= Exercise objective =
All material below is to be reproduced exactly.

Data items
════════════════════
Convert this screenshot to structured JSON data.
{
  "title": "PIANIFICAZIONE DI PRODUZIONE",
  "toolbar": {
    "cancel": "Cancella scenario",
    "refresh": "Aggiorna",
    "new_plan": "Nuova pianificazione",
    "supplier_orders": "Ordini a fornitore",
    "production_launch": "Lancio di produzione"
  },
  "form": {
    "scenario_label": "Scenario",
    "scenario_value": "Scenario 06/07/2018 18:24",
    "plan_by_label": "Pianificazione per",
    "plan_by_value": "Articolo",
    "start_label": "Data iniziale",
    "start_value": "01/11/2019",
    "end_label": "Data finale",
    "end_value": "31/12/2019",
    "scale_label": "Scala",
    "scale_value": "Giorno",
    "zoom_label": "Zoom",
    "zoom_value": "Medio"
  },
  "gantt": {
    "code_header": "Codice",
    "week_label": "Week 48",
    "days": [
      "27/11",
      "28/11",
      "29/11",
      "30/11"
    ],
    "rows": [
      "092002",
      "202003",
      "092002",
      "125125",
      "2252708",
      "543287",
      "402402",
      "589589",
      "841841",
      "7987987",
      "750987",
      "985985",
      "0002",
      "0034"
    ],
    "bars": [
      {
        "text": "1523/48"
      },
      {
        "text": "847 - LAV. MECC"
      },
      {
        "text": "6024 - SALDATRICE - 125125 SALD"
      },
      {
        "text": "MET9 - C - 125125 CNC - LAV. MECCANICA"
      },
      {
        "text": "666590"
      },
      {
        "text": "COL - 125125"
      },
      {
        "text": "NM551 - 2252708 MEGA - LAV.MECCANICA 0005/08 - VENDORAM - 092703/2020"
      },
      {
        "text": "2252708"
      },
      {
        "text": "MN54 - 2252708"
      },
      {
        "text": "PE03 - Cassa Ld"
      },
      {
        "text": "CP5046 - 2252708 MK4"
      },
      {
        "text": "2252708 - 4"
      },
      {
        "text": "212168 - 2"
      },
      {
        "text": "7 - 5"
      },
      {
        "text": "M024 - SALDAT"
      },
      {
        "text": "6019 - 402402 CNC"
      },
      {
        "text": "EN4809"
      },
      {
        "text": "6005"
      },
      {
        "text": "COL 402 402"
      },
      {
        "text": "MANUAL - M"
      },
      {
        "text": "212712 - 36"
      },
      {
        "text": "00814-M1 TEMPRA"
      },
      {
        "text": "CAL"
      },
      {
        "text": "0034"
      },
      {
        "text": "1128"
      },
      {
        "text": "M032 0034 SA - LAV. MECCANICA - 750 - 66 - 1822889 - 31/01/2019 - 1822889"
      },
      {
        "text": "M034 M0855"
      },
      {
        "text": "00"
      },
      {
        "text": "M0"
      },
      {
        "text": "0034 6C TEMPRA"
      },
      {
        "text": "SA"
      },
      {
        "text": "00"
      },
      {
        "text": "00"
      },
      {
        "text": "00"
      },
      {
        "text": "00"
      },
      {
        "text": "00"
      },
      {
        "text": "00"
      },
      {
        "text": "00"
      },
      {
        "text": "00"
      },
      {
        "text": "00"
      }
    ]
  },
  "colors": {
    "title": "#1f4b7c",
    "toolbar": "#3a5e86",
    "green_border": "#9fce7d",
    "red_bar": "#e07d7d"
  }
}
════════════════════
= Answer in full =
Convert this screenshot to structured JSON data.
{
  "title": "PIANIFICAZIONE DI PRODUZIONE",
  "toolbar": {
    "cancel": "Cancella scenario",
    "refresh": "Aggiorna",
    "new_plan": "Nuova pianificazione",
    "supplier_orders": "Ordini a fornitore",
    "production_launch": "Lancio di produzione"
  },
  "form": {
    "scenario_label": "Scenario",
    "scenario_value": "Scenario 06/07/2018 18:24",
    "plan_by_label": "Pianificazione per",
    "plan_by_value": "Articolo",
    "start_label": "Data iniziale",
    "start_value": "01/11/2019",
    "end_label": "Data finale",
    "end_value": "31/12/2019",
    "scale_label": "Scala",
    "scale_value": "Giorno",
    "zoom_label": "Zoom",
    "zoom_value": "Medio"
  },
  "gantt": {
    "code_header": "Codice",
    "week_label": "Week 48",
    "days": [
      "27/11",
      "28/11",
      "29/11",
      "30/11"
    ],
    "rows": [
      "092002",
      "202003",
      "092002",
      "125125",
      "2252708",
      "543287",
      "402402",
      "589589",
      "841841",
      "7987987",
      "750987",
      "985985",
      "0002",
      "0034"
    ],
    "bars": [
      {
        "text": "1523/48"
      },
      {
        "text": "847 - LAV. MECC"
      },
      {
        "text": "6024 - SALDATRICE - 125125 SALD"
      },
      {
        "text": "MET9 - C - 125125 CNC - LAV. MECCANICA"
      },
      {
        "text": "666590"
      },
      {
        "text": "COL - 125125"
      },
      {
        "text": "NM551 - 2252708 MEGA - LAV.MECCANICA 0005/08 - VENDORAM - 092703/2020"
      },
      {
        "text": "2252708"
      },
      {
        "text": "MN54 - 2252708"
      },
      {
        "text": "PE03 - Cassa Ld"
      },
      {
        "text": "CP5046 - 2252708 MK4"
      },
      {
        "text": "2252708 - 4"
      },
      {
        "text": "212168 - 2"
      },
      {
        "text": "7 - 5"
      },
      {
        "text": "M024 - SALDAT"
      },
      {
        "text": "6019 - 402402 CNC"
      },
      {
        "text": "EN4809"
      },
      {
        "text": "6005"
      },
      {
        "text": "COL 402 402"
      },
      {
        "text": "MANUAL - M"
      },
      {
        "text": "212712 - 36"
      },
      {
        "text": "00814-M1 TEMPRA"
      },
      {
        "text": "CAL"
      },
      {
        "text": "0034"
      },
      {
        "text": "1128"
      },
      {
        "text": "M032 0034 SA - LAV. MECCANICA - 750 - 66 - 1822889 - 31/01/2019 - 1822889"
      },
      {
        "text": "M034 M0855"
      },
      {
        "text": "00"
      },
      {
        "text": "M0"
      },
      {
        "text": "0034 6C TEMPRA"
      },
      {
        "text": "SA"
      },
      {
        "text": "00"
      },
      {
        "text": "00"
      },
      {
        "text": "00"
      },
      {
        "text": "00"
      },
      {
        "text": "00"
      },
      {
        "text": "00"
      },
      {
        "text": "00"
      },
      {
        "text": "00"
      },
      {
        "text": "00"
      }
    ]
  },
  "colors": {
    "title": "#1f4b7c",
    "toolbar": "#3a5e86",
    "green_border": "#9fce7d",
    "red_bar": "#e07d7d"
  }
}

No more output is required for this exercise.